• _Brief 1_
Edit the listing lines from the one containing "Detect and localize" through the one containing "result-text: Expense: [571, 1249, 719, 1288]", inclusive, so that "back-button" becomes "return-button" and nothing else changes; return only those lines.

• _Source excerpt_
Phishing Comes of Age

Forget about spam, robocalls, or even direct-mail advertising. We have the technology! It used to be called phishing, but its nefarious character has changed. No longer do we have to trick you to get inside your digital identity: you give it to us gladly…and for free!

 

We can target you now. Build a customer avatar around you. We know so much about you now, thanks to your voluntary contributions to social media. How you look, what you wear, what you eat, think, feel, want, despise…it’s all out there. We know how you think about other people, too, and somewhere there’s an AI bot right now that’s trying to understand how you seem to be so nice but make such snarky online comments so that it can sell you something else.

 

If you’re our target customer, you’re very easy to spot. And we can blast you with all kinds of offers. Get you thinking. Feeling. Wanting our products, our services, our ways of perceiving the world. And you’ll buy it, too, without much difficulty of thought, since we’re also experts at speaking your language – the language you taught us that works best when we want to persuade you.

 

This is today’s Internet marketing. It’s dangerous, mind-numbing, and, sadly, way too effective.

 

Trust? It’s a Popularity Game!

Wouldn’t all that be wonderful if you trusted us? You do trust us? How did you decide we were trustworthy? Of course: all the likes we’ve accumulated. We have hundreds of thousands of them. And our content has been viewed hundreds of thousands of times. We make certain that it has by using technology to hit our sites thousands of times an hour, like our content, even comment automatically using words that drive additional engagement.

 

But wait a minute! That other website/team/personality/new media marketer has millions of likes and views…they must be better than we are! We might just lose your trust to something with more traffic. That would be bad. What to do?

 

If you’re an Internet marketer and that sounds familiar, it ought to. This is how influence in the digital age works. It’s not that the influencers and content creators have anything real to say except to mirror back enough of what YOU say to get your like or view. And your trust. Whatever trust means these days.

 

QED (did you look that up?): Popularity equals trust. Boom.

 

Except that it shouldn’t. Some of the expensive, dead-end results of that fallacy include:

 

  • the savings and loan scandal several decades ago;
  • the mortgage crisis and Great Recession not that long ago;
  • runaway greed and income inequality right now.

 

Other questionable results of equating popularity with trust show up in election results, “best of” polls, even “best-seller” statistics. Popular but patently untrustworthy politicians are elected all the time; the restaurant that gets enough people to vote for it gets a #1 award even if it regularly serves warmed-over crap.

 

You get it.

Buying “Meaningful Celebrity”

The latest example of paying for likes is Indian rapper Badshah, who explained to the world that everyone does it, and that it’s unethical of YouTube not to publicly acknowledge it. This is how Internet marketing works these days. And Badshah, in spite of playing the same game as everyone else, got called on it. Who knows why.

• _Brief 2_
Translate into Spanish this sentence from the passage on Internet marketing: "It’s dangerous, mind-numbing, and, sadly, way too effective."

• _Supplied data_

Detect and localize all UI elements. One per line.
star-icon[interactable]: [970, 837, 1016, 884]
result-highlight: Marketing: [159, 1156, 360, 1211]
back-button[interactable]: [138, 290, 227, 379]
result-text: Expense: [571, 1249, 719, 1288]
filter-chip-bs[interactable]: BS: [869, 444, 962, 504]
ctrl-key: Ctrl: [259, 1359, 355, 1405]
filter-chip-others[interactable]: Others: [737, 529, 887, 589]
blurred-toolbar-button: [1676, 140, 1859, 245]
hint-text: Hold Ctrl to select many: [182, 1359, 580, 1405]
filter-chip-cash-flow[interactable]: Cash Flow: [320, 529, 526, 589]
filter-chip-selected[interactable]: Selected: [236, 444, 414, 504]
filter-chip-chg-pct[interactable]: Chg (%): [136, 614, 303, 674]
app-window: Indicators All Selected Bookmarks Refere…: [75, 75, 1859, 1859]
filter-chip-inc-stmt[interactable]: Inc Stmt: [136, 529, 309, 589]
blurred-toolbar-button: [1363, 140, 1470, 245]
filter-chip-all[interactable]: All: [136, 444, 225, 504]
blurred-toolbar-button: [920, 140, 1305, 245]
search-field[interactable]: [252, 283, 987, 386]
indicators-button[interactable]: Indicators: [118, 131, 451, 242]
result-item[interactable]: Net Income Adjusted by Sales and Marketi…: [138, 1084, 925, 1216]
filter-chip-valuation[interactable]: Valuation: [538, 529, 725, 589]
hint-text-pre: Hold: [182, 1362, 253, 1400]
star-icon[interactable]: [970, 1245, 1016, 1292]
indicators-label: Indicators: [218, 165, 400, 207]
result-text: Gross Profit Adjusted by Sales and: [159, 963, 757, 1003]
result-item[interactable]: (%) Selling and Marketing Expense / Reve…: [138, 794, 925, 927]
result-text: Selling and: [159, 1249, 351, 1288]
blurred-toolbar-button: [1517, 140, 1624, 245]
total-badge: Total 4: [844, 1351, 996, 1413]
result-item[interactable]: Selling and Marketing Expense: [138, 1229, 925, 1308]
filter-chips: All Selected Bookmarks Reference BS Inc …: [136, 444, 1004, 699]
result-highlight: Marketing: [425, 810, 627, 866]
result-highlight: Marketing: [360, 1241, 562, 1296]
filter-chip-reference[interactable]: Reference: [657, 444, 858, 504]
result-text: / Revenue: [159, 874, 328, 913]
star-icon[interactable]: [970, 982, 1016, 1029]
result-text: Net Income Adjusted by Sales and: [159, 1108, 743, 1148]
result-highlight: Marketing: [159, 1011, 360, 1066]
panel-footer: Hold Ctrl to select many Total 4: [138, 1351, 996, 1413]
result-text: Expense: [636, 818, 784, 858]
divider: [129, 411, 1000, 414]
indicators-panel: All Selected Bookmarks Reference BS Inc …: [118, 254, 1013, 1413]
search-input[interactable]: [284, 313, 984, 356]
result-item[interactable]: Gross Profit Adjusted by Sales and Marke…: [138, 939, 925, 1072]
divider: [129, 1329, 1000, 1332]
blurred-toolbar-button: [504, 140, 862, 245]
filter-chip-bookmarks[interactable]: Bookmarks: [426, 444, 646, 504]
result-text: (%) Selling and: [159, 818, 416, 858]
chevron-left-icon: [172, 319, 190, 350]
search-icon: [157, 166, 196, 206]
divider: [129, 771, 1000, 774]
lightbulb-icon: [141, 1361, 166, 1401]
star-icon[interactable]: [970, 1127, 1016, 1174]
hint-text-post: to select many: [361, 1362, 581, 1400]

--

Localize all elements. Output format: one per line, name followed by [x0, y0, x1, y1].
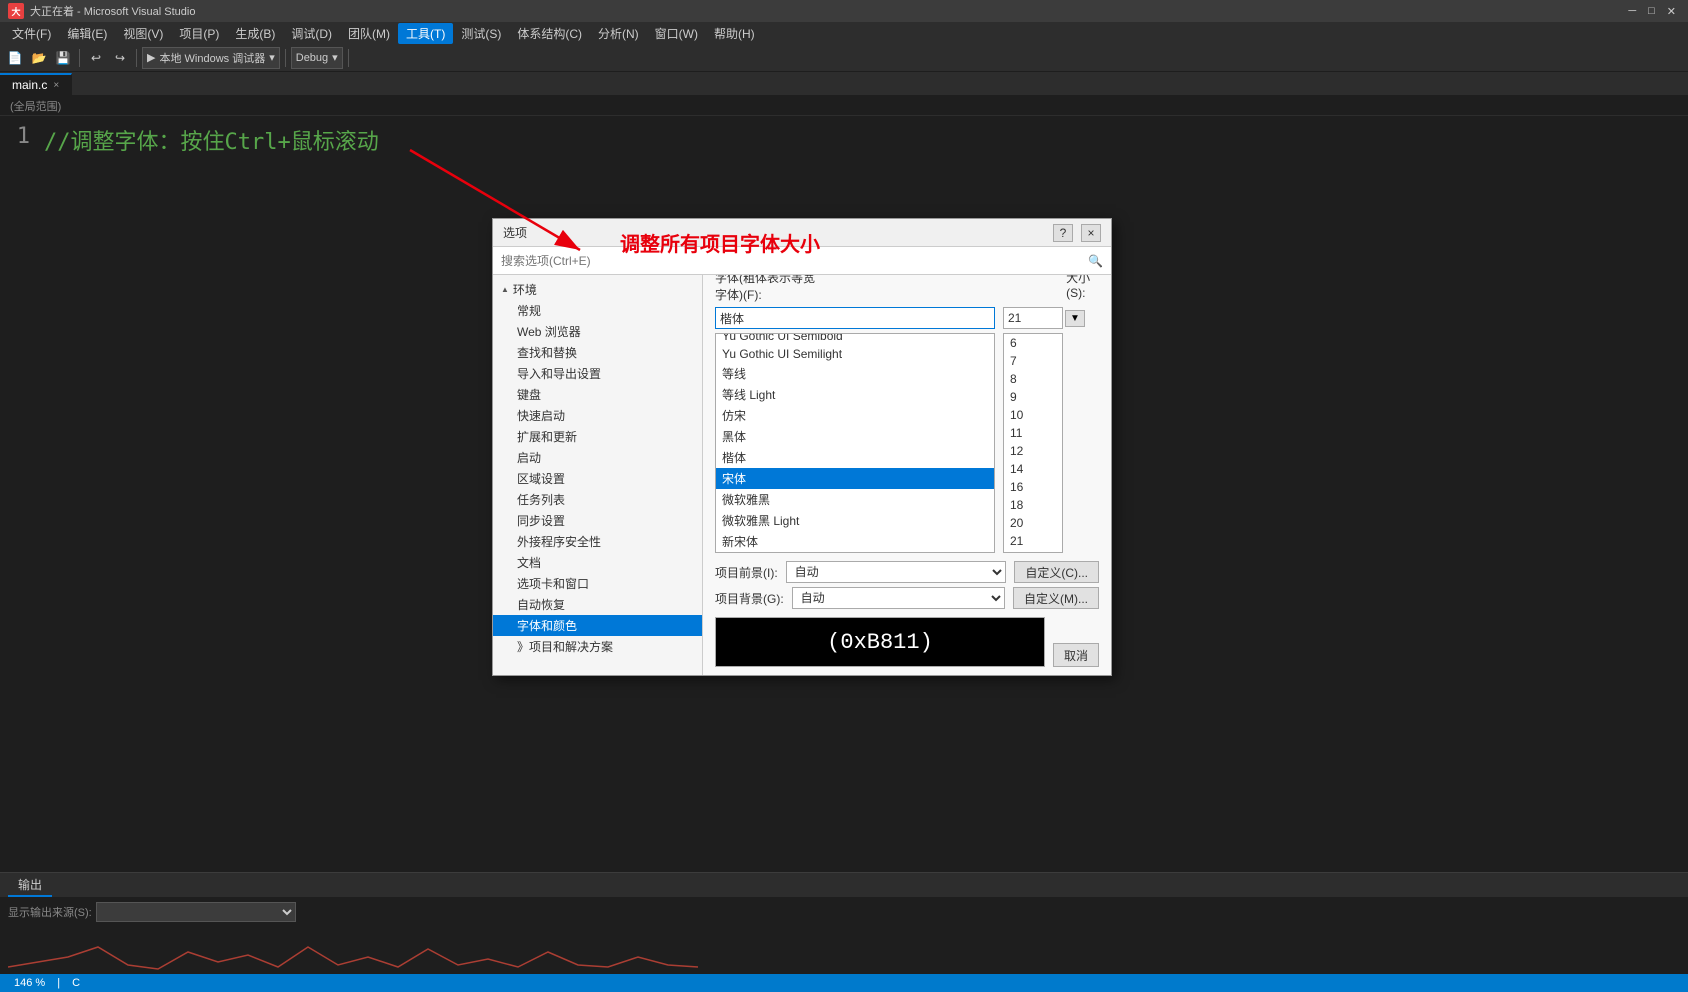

• _Full response 1_
Detect and localize all UI elements. One per line.
star-icon[interactable]: [970, 837, 1016, 884]
result-highlight: Marketing: [159, 1156, 360, 1211]
return-button[interactable]: [138, 290, 227, 379]
result-text: Expense: [571, 1249, 719, 1288]

• _Full response 2_
Es peligroso, embrutecedor y, lamentablemente, demasiado eficaz.